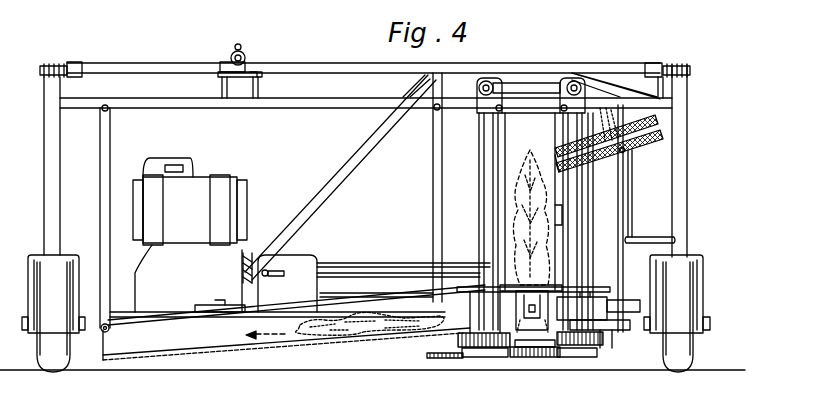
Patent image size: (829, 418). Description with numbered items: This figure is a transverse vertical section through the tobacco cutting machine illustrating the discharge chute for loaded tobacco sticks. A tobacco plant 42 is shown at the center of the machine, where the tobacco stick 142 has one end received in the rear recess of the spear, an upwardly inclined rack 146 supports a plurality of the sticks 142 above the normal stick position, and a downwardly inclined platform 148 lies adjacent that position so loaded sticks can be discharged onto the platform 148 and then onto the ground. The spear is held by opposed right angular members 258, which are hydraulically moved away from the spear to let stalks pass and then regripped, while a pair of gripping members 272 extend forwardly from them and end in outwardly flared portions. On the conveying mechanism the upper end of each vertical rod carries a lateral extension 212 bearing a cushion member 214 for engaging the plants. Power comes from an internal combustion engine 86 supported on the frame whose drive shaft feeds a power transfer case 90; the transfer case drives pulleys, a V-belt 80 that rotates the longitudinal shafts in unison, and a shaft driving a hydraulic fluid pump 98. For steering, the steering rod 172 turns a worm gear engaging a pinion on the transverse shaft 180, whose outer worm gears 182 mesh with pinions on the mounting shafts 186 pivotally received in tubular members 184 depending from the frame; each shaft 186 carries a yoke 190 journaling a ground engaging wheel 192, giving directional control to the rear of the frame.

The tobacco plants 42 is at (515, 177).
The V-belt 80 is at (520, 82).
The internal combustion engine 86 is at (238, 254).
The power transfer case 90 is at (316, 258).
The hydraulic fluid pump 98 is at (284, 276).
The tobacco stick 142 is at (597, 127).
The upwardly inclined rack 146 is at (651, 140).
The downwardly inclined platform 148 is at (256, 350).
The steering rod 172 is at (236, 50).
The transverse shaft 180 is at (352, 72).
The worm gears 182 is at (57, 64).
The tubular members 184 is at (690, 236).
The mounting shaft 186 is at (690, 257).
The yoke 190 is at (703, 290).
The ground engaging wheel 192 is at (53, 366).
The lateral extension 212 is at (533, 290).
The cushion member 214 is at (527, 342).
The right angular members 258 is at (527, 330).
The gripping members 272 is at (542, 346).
==
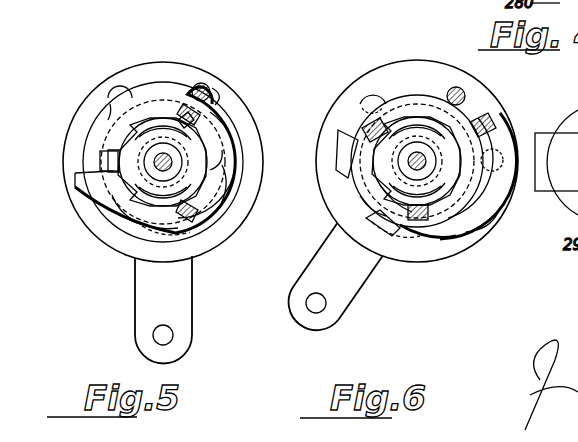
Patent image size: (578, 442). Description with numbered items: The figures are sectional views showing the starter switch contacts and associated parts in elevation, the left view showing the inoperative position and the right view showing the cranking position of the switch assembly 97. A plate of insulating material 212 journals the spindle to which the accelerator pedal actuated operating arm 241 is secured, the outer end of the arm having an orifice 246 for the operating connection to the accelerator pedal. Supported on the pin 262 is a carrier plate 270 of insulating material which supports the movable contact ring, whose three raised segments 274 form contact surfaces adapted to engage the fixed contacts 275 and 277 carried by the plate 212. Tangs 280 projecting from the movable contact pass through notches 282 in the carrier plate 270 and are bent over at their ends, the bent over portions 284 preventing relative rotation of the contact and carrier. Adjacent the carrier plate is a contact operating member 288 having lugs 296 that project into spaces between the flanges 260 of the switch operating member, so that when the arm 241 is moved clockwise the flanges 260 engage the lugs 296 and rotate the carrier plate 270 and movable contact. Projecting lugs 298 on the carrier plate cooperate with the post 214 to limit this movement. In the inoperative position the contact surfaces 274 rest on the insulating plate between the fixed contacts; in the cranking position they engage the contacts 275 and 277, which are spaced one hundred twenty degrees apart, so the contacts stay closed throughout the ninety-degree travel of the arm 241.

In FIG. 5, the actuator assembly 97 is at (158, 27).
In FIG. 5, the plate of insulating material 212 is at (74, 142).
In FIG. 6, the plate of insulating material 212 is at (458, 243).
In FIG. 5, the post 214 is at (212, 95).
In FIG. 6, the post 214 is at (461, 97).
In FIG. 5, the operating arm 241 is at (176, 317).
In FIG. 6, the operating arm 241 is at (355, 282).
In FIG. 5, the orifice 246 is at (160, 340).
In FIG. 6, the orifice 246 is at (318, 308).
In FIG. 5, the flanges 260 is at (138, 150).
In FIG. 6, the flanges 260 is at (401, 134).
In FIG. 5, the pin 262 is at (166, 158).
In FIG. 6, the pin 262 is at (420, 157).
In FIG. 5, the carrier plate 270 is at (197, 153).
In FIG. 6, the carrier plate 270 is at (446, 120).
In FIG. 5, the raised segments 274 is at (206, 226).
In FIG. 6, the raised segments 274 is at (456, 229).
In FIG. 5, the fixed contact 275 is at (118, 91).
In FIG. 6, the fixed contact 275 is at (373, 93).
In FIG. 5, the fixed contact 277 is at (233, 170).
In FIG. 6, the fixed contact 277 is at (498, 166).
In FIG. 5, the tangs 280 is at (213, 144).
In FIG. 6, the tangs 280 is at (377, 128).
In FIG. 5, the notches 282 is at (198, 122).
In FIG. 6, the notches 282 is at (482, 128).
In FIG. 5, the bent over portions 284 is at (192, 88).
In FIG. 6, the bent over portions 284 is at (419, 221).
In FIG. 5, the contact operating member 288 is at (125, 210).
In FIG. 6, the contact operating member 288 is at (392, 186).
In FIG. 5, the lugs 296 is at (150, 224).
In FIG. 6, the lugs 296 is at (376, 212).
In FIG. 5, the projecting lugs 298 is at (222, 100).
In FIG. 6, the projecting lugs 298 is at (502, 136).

-- Written instruction --
Reproduce as a numbered list the lines between the line holding "Patent image size: (578, 442)." and the line holding "In FIG. 5, the plate", both included, omitting blank lines.

-- Result of this exercise --
1. Patent image size: (578, 442). Description with numbered items: The figures are sectional views showing the starter switch contacts and associated parts in elevation, the left view showing the inoperative position and the right view showing the cranking position of the switch assembly 97. A plate of insulating material 212 journals the spindle to which the accelerator pedal actuated operating arm 241 is secured, the outer end of the arm having an orifice 246 for the operating connection to the accelerator pedal. Supported on the pin 262 is a carrier plate 270 of insulating material which supports the movable contact ring, whose three raised segments 274 form contact surfaces adapted to engage the fixed contacts 275 and 277 carried by the plate 212. Tangs 280 projecting from the movable contact pass through notches 282 in the carrier plate 270 and are bent over at their ends, the bent over portions 284 preventing relative rotation of the contact and carrier. Adjacent the carrier plate is a contact operating member 288 having lugs 296 that project into spaces between the flanges 260 of the switch operating member, so that when the arm 241 is moved clockwise the flanges 260 engage the lugs 296 and rotate the carrier plate 270 and movable contact. Projecting lugs 298 on the carrier plate cooperate with the post 214 to limit this movement. In the inoperative position the contact surfaces 274 rest on the insulating plate between the fixed contacts; in the cranking position they engage the contacts 275 and 277, which are spaced one hundred twenty degrees apart, so the contacts stay closed throughout the ninety-degree travel of the arm 241.
2. In FIG. 5, the actuator assembly 97 is at (158, 27).
3. In FIG. 5, the plate of insulating material 212 is at (74, 142).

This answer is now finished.